SHORT TASK: Copy out all of the material exactly.

STORED RECORDS:
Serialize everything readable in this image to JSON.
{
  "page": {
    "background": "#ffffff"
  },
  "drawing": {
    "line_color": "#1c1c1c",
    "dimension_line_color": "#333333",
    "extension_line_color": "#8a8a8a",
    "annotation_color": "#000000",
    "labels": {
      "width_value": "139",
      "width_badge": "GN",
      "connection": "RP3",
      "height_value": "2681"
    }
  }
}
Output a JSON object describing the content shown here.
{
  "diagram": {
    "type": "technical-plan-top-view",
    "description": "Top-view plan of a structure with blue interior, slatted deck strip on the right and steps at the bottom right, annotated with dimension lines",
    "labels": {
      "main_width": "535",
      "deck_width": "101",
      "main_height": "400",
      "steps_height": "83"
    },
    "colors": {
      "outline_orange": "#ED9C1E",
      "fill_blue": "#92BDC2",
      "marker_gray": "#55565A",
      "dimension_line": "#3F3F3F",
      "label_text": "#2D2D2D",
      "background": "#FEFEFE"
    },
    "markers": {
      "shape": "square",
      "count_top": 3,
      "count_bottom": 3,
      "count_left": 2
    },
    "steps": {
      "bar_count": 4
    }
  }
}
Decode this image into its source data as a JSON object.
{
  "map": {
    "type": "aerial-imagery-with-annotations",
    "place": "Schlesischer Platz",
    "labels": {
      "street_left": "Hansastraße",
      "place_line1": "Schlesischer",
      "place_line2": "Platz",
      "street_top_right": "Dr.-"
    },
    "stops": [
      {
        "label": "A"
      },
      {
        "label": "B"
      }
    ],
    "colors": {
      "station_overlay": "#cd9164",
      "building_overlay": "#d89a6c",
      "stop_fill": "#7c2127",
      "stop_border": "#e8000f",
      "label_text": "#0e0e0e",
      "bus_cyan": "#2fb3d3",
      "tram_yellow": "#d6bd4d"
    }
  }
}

OUTPUT:
Serialize everything readable in this image to JSON.
{
  "page": {
    "background": "#ffffff"
  },
  "drawing": {
    "line_color": "#1c1c1c",
    "dimension_line_color": "#333333",
    "extension_line_color": "#8a8a8a",
    "annotation_color": "#000000",
    "labels": {
      "width_value": "139",
      "width_badge": "GN",
      "connection": "RP3",
      "height_value": "2681"
    }
  }
}
Output a JSON object describing the content shown here.
{
  "diagram": {
    "type": "technical-plan-top-view",
    "description": "Top-view plan of a structure with blue interior, slatted deck strip on the right and steps at the bottom right, annotated with dimension lines",
    "labels": {
      "main_width": "535",
      "deck_width": "101",
      "main_height": "400",
      "steps_height": "83"
    },
    "colors": {
      "outline_orange": "#ED9C1E",
      "fill_blue": "#92BDC2",
      "marker_gray": "#55565A",
      "dimension_line": "#3F3F3F",
      "label_text": "#2D2D2D",
      "background": "#FEFEFE"
    },
    "markers": {
      "shape": "square",
      "count_top": 3,
      "count_bottom": 3,
      "count_left": 2
    },
    "steps": {
      "bar_count": 4
    }
  }
}
Decode this image into its source data as a JSON object.
{
  "map": {
    "type": "aerial-imagery-with-annotations",
    "place": "Schlesischer Platz",
    "labels": {
      "street_left": "Hansastraße",
      "place_line1": "Schlesischer",
      "place_line2": "Platz",
      "street_top_right": "Dr.-"
    },
    "stops": [
      {
        "label": "A"
      },
      {
        "label": "B"
      }
    ],
    "colors": {
      "station_overlay": "#cd9164",
      "building_overlay": "#d89a6c",
      "stop_fill": "#7c2127",
      "stop_border": "#e8000f",
      "label_text": "#0e0e0e",
      "bus_cyan": "#2fb3d3",
      "tram_yellow": "#d6bd4d"
    }
  }
}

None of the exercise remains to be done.